Dataset entries on figures:
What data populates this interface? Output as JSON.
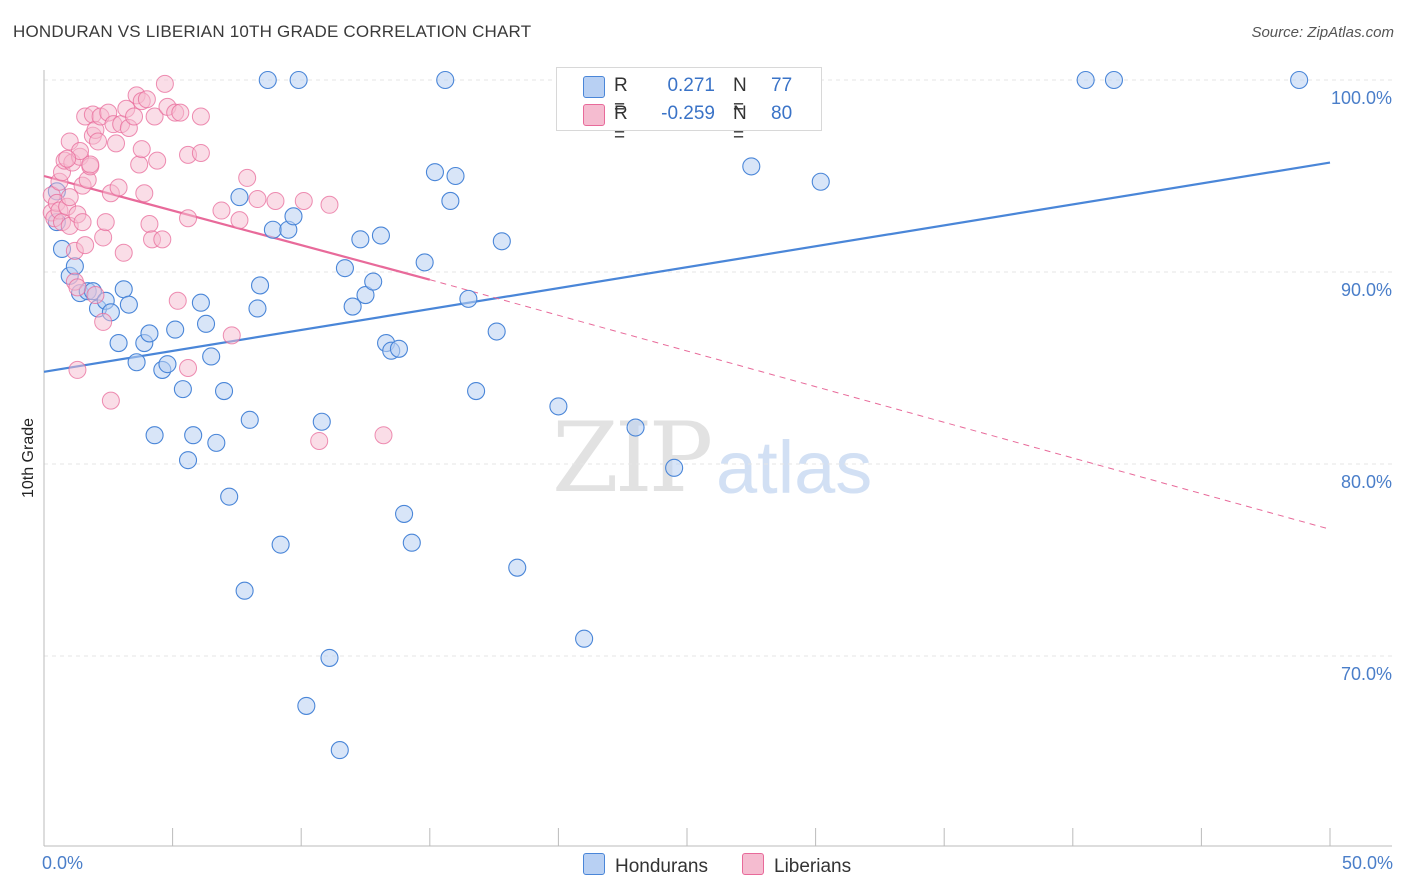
{
  "title": "HONDURAN VS LIBERIAN 10TH GRADE CORRELATION CHART",
  "source": "Source: ZipAtlas.com",
  "watermark": {
    "zip": "ZIP",
    "atlas": "atlas"
  },
  "colors": {
    "blue": "#4a86d8",
    "blue_fill": "#b8d0f3",
    "pink": "#e86a9a",
    "pink_fill": "#f5bcd0",
    "tick_blue": "#4a7ec9",
    "grid": "#e6e6e6"
  },
  "legend_box": {
    "rows": [
      {
        "r_label": "R =",
        "r_value": "0.271",
        "n_label": "N =",
        "n_value": "77"
      },
      {
        "r_label": "R =",
        "r_value": "-0.259",
        "n_label": "N =",
        "n_value": "80"
      }
    ]
  },
  "bottom_legend": [
    "Hondurans",
    "Liberians"
  ],
  "chart_data": {
    "type": "scatter",
    "title": "HONDURAN VS LIBERIAN 10TH GRADE CORRELATION CHART",
    "xlabel": "",
    "ylabel": "10th Grade",
    "xlim": [
      0,
      50
    ],
    "ylim": [
      60.5,
      101.5
    ],
    "x_tick_labels": [
      "0.0%",
      "50.0%"
    ],
    "y_tick_labels": [
      "100.0%",
      "90.0%",
      "80.0%",
      "70.0%"
    ],
    "y_ticks": [
      100,
      90,
      80,
      70
    ],
    "grid": true,
    "legend_placement": "top-center",
    "series": [
      {
        "name": "Hondurans",
        "color": "#4a86d8",
        "trend": {
          "x0": 0,
          "y0": 84.8,
          "x1": 50,
          "y1": 95.7
        },
        "points": [
          [
            0.5,
            94.2
          ],
          [
            0.5,
            92.6
          ],
          [
            0.7,
            91.2
          ],
          [
            1.0,
            89.8
          ],
          [
            1.2,
            90.3
          ],
          [
            1.4,
            88.9
          ],
          [
            1.7,
            89.0
          ],
          [
            1.9,
            89.0
          ],
          [
            2.1,
            88.1
          ],
          [
            2.4,
            88.5
          ],
          [
            2.6,
            87.9
          ],
          [
            2.9,
            86.3
          ],
          [
            3.1,
            89.1
          ],
          [
            3.3,
            88.3
          ],
          [
            3.6,
            85.3
          ],
          [
            3.9,
            86.3
          ],
          [
            4.1,
            86.8
          ],
          [
            4.3,
            81.5
          ],
          [
            4.6,
            84.9
          ],
          [
            4.8,
            85.2
          ],
          [
            5.1,
            87.0
          ],
          [
            5.4,
            83.9
          ],
          [
            5.6,
            80.2
          ],
          [
            5.8,
            81.5
          ],
          [
            6.1,
            88.4
          ],
          [
            6.3,
            87.3
          ],
          [
            6.5,
            85.6
          ],
          [
            6.7,
            81.1
          ],
          [
            7.0,
            83.8
          ],
          [
            7.2,
            78.3
          ],
          [
            7.6,
            93.9
          ],
          [
            7.8,
            73.4
          ],
          [
            8.0,
            82.3
          ],
          [
            8.3,
            88.1
          ],
          [
            8.4,
            89.3
          ],
          [
            8.7,
            100.0
          ],
          [
            8.9,
            92.2
          ],
          [
            9.2,
            75.8
          ],
          [
            9.5,
            92.2
          ],
          [
            9.7,
            92.9
          ],
          [
            9.9,
            100.0
          ],
          [
            10.2,
            67.4
          ],
          [
            10.8,
            82.2
          ],
          [
            11.1,
            69.9
          ],
          [
            11.5,
            65.1
          ],
          [
            11.7,
            90.2
          ],
          [
            12.0,
            88.2
          ],
          [
            12.3,
            91.7
          ],
          [
            12.5,
            88.8
          ],
          [
            12.8,
            89.5
          ],
          [
            13.1,
            91.9
          ],
          [
            13.3,
            86.3
          ],
          [
            13.5,
            85.9
          ],
          [
            13.8,
            86.0
          ],
          [
            14.0,
            77.4
          ],
          [
            14.3,
            75.9
          ],
          [
            14.8,
            90.5
          ],
          [
            15.2,
            95.2
          ],
          [
            15.6,
            100.0
          ],
          [
            15.8,
            93.7
          ],
          [
            16.0,
            95.0
          ],
          [
            16.5,
            88.6
          ],
          [
            16.8,
            83.8
          ],
          [
            17.6,
            86.9
          ],
          [
            17.8,
            91.6
          ],
          [
            18.4,
            74.6
          ],
          [
            20.0,
            83.0
          ],
          [
            21.0,
            70.9
          ],
          [
            23.0,
            81.9
          ],
          [
            24.5,
            79.8
          ],
          [
            27.1,
            100.0
          ],
          [
            27.5,
            95.5
          ],
          [
            28.1,
            100.0
          ],
          [
            30.2,
            94.7
          ],
          [
            40.5,
            100.0
          ],
          [
            41.6,
            100.0
          ],
          [
            48.8,
            100.0
          ]
        ]
      },
      {
        "name": "Liberians",
        "color": "#e86a9a",
        "trend": {
          "x0": 0,
          "y0": 95.0,
          "x1": 15.0,
          "y1": 89.6
        },
        "trend_dashed": {
          "x0": 15.0,
          "y0": 89.6,
          "x1": 50,
          "y1": 76.6
        },
        "points": [
          [
            0.3,
            94.0
          ],
          [
            0.3,
            93.1
          ],
          [
            0.4,
            92.8
          ],
          [
            0.5,
            93.6
          ],
          [
            0.6,
            93.2
          ],
          [
            0.6,
            94.7
          ],
          [
            0.7,
            92.6
          ],
          [
            0.7,
            95.2
          ],
          [
            0.8,
            95.8
          ],
          [
            0.9,
            93.4
          ],
          [
            1.0,
            96.8
          ],
          [
            1.0,
            93.9
          ],
          [
            1.0,
            92.4
          ],
          [
            1.1,
            95.7
          ],
          [
            1.2,
            91.1
          ],
          [
            1.2,
            89.5
          ],
          [
            1.3,
            89.2
          ],
          [
            1.3,
            93.0
          ],
          [
            1.4,
            96.0
          ],
          [
            1.4,
            96.3
          ],
          [
            1.5,
            94.5
          ],
          [
            1.5,
            92.6
          ],
          [
            1.6,
            91.4
          ],
          [
            1.6,
            98.1
          ],
          [
            1.7,
            94.8
          ],
          [
            1.8,
            95.5
          ],
          [
            1.9,
            98.2
          ],
          [
            1.9,
            97.1
          ],
          [
            2.0,
            88.8
          ],
          [
            2.0,
            97.4
          ],
          [
            2.1,
            96.8
          ],
          [
            2.2,
            98.1
          ],
          [
            2.3,
            91.8
          ],
          [
            2.3,
            87.4
          ],
          [
            2.4,
            92.6
          ],
          [
            2.5,
            98.3
          ],
          [
            2.6,
            94.1
          ],
          [
            2.7,
            97.7
          ],
          [
            2.8,
            96.7
          ],
          [
            2.9,
            94.4
          ],
          [
            3.0,
            97.7
          ],
          [
            3.2,
            98.5
          ],
          [
            3.1,
            91.0
          ],
          [
            3.3,
            97.5
          ],
          [
            3.5,
            98.1
          ],
          [
            3.6,
            99.2
          ],
          [
            3.7,
            95.6
          ],
          [
            3.8,
            98.9
          ],
          [
            3.8,
            96.4
          ],
          [
            3.9,
            94.1
          ],
          [
            4.0,
            99.0
          ],
          [
            4.1,
            92.5
          ],
          [
            4.2,
            91.7
          ],
          [
            4.3,
            98.1
          ],
          [
            4.4,
            95.8
          ],
          [
            4.6,
            91.7
          ],
          [
            4.7,
            99.8
          ],
          [
            4.8,
            98.6
          ],
          [
            5.1,
            98.3
          ],
          [
            5.2,
            88.5
          ],
          [
            5.3,
            98.3
          ],
          [
            5.6,
            96.1
          ],
          [
            5.6,
            92.8
          ],
          [
            6.1,
            98.1
          ],
          [
            6.9,
            93.2
          ],
          [
            7.3,
            86.7
          ],
          [
            7.6,
            92.7
          ],
          [
            7.9,
            94.9
          ],
          [
            8.3,
            93.8
          ],
          [
            9.0,
            93.7
          ],
          [
            10.1,
            93.7
          ],
          [
            10.7,
            81.2
          ],
          [
            11.1,
            93.5
          ],
          [
            13.2,
            81.5
          ],
          [
            1.3,
            84.9
          ],
          [
            2.6,
            83.3
          ],
          [
            5.6,
            85.0
          ],
          [
            6.1,
            96.2
          ],
          [
            1.8,
            95.6
          ],
          [
            0.9,
            95.9
          ]
        ]
      }
    ]
  }
}
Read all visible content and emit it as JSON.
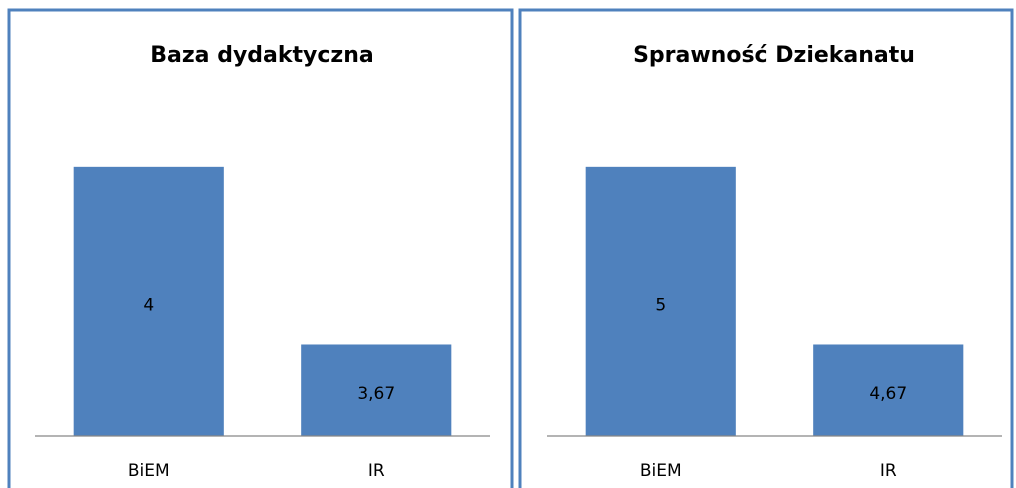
{
  "chart_data": [
    {
      "type": "bar",
      "title": "Baza dydaktyczna",
      "categories": [
        "BiEM",
        "IR"
      ],
      "values": [
        4,
        3.67
      ],
      "value_labels": [
        "4",
        "3,67"
      ],
      "color": "#4f81bd",
      "ylim": [
        3.5,
        4.1
      ]
    },
    {
      "type": "bar",
      "title": "Sprawność Dziekanatu",
      "categories": [
        "BiEM",
        "IR"
      ],
      "values": [
        5,
        4.67
      ],
      "value_labels": [
        "5",
        "4,67"
      ],
      "color": "#4f81bd",
      "ylim": [
        4.5,
        5.1
      ]
    }
  ]
}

**TASK DESCRIPTION:** From the line containing "Read all visible content and emit it as JSON." through the end of the entries, quote each line exactly and nothing else, excluding all pictures.

**EXERCISE ANSWER:**
Read all visible content and emit it as JSON.
{
  "chart_data": [
    {
      "type": "bar",
      "title": "Baza dydaktyczna",
      "categories": [
        "BiEM",
        "IR"
      ],
      "values": [
        4,
        3.67
      ],
      "value_labels": [
        "4",
        "3,67"
      ],
      "color": "#4f81bd",
      "ylim": [
        3.5,
        4.1
      ]
    },
    {
      "type": "bar",
      "title": "Sprawność Dziekanatu",
      "categories": [
        "BiEM",
        "IR"
      ],
      "values": [
        5,
        4.67
      ],
      "value_labels": [
        "5",
        "4,67"
      ],
      "color": "#4f81bd",
      "ylim": [
        4.5,
        5.1
      ]
    }
  ]
}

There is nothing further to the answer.